Dataset items
⟨
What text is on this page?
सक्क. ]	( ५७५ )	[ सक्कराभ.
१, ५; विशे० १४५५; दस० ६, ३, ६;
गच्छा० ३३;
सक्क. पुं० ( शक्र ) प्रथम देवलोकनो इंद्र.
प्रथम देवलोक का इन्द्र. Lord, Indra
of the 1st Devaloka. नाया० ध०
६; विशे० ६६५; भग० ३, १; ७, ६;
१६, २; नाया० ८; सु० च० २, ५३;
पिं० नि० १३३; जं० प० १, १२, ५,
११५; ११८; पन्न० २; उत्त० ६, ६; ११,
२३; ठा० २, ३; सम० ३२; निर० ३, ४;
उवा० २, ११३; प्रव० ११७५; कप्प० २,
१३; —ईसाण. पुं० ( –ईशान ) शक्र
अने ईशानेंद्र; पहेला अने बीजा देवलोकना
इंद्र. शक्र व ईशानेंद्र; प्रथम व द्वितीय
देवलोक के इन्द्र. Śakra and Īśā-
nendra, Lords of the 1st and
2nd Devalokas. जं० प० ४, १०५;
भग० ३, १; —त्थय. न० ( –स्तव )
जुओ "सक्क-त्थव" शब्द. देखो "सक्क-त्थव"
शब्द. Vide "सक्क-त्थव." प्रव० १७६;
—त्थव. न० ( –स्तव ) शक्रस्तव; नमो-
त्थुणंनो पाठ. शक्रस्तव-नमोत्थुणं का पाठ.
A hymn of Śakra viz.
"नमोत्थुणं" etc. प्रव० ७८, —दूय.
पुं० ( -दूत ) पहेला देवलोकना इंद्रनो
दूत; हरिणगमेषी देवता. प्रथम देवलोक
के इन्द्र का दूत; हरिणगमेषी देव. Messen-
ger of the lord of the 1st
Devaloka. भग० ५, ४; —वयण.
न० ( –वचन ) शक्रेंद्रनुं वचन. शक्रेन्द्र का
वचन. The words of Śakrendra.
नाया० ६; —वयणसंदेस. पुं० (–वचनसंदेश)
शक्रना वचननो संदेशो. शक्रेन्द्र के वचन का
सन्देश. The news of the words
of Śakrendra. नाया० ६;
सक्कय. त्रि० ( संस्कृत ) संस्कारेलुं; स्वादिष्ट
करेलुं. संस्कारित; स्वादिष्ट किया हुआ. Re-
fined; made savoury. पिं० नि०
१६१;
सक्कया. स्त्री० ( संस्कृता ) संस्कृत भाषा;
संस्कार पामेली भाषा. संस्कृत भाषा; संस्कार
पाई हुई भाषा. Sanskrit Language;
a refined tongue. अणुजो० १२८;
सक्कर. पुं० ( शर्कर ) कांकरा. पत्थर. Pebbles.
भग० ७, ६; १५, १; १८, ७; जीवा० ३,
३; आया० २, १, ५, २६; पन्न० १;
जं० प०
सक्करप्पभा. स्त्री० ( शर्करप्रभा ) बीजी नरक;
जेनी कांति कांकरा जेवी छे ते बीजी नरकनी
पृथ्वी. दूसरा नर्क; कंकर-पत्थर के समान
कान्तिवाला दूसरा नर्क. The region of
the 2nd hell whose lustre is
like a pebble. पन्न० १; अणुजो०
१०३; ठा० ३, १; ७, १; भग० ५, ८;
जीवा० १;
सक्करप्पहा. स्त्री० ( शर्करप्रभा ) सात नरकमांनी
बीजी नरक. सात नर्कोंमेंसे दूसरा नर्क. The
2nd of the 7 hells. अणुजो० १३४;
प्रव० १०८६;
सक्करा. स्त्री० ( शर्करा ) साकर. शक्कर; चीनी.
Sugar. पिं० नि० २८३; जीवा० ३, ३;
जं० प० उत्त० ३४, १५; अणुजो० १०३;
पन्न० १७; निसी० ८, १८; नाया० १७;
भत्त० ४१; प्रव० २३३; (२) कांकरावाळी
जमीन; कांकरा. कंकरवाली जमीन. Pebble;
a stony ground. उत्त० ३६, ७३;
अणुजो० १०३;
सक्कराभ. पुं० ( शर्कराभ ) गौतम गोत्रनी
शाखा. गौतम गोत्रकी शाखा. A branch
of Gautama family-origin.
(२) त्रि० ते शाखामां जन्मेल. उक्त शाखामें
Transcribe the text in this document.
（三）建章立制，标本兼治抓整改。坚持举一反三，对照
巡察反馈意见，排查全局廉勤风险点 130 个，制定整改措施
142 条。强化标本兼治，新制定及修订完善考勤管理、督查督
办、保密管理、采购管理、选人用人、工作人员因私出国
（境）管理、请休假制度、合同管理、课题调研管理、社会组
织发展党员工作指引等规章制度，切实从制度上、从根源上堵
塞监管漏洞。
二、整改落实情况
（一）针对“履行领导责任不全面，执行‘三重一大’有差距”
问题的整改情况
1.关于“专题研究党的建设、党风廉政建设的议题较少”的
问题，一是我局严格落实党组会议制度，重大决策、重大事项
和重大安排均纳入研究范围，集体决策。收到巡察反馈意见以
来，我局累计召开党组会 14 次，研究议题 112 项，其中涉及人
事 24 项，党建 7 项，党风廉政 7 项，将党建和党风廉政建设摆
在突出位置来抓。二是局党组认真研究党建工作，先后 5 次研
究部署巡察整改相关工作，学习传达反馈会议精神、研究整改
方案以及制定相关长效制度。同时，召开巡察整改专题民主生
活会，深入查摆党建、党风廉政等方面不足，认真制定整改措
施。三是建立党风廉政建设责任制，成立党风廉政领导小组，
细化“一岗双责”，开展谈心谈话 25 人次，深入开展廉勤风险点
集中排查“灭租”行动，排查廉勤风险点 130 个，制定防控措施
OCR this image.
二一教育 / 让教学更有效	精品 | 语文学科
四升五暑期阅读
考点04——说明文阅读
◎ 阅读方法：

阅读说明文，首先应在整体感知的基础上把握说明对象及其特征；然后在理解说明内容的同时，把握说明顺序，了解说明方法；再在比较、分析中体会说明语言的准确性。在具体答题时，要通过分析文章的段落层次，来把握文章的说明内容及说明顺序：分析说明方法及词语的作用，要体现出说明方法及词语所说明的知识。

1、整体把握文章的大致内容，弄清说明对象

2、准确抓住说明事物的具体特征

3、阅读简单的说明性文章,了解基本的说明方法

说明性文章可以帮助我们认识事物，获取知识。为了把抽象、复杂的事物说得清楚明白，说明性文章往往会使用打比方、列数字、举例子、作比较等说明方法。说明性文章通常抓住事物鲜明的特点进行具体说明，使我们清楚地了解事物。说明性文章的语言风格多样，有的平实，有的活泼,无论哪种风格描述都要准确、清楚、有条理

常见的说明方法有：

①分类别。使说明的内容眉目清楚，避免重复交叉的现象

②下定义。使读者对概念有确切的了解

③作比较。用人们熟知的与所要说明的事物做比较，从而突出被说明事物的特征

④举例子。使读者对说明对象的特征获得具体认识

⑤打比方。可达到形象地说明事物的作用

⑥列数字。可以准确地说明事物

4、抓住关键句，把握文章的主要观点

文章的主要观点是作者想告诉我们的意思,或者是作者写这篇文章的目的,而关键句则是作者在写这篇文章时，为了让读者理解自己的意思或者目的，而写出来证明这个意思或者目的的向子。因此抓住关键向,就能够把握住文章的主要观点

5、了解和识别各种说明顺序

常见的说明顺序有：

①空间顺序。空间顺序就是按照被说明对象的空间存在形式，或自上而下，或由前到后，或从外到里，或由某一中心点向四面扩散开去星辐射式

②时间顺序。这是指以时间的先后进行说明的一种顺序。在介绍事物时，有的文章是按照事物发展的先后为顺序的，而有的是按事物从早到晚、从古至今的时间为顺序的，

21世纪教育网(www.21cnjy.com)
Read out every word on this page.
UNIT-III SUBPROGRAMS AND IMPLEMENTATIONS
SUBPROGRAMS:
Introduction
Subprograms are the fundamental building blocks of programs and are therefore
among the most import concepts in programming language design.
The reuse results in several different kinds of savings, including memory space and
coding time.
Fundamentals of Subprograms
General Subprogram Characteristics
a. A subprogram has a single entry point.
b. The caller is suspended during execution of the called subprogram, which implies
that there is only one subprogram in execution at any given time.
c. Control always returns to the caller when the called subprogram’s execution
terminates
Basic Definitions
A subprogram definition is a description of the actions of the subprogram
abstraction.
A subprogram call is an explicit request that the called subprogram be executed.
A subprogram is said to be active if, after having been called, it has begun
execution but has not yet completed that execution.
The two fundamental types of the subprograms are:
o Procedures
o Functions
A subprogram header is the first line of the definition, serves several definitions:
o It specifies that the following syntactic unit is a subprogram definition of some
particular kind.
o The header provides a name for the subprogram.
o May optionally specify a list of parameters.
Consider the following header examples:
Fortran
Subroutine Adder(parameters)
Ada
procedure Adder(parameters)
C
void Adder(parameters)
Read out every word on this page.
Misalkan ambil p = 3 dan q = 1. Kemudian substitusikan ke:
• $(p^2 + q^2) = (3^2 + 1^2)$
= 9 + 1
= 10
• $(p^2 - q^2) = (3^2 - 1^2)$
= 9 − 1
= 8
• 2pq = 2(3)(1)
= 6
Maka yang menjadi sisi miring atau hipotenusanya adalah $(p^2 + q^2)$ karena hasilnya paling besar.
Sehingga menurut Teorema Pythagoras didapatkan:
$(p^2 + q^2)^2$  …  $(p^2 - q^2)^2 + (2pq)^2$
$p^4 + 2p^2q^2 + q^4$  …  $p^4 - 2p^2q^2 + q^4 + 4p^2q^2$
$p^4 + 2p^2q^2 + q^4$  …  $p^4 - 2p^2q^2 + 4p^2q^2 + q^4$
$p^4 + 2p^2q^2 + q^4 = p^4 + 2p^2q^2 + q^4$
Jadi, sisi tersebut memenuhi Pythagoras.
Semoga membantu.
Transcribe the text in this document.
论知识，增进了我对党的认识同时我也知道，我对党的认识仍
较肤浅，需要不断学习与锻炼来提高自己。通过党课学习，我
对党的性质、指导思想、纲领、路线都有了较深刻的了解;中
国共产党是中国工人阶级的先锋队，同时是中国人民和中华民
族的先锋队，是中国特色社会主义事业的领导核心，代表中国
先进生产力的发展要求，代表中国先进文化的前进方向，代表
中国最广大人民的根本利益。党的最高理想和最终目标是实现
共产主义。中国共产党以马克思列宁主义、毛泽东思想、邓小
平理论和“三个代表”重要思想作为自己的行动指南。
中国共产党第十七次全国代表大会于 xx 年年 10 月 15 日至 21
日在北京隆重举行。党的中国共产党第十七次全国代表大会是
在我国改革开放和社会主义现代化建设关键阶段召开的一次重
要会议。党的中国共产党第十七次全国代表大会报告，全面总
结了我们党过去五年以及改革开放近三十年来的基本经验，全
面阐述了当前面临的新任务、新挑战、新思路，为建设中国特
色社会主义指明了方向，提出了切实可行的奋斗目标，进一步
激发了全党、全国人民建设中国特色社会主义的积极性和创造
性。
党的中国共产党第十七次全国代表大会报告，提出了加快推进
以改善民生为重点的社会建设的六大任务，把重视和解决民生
⟩
» **Task prompt**
From the entries above, extract every line where the word "党的中国共产党第十七次全国代表大会报告" appears.

» **Finished exercise**
要会议。党的中国共产党第十七次全国代表大会报告，全面总
党的中国共产党第十七次全国代表大会报告，提出了加快推进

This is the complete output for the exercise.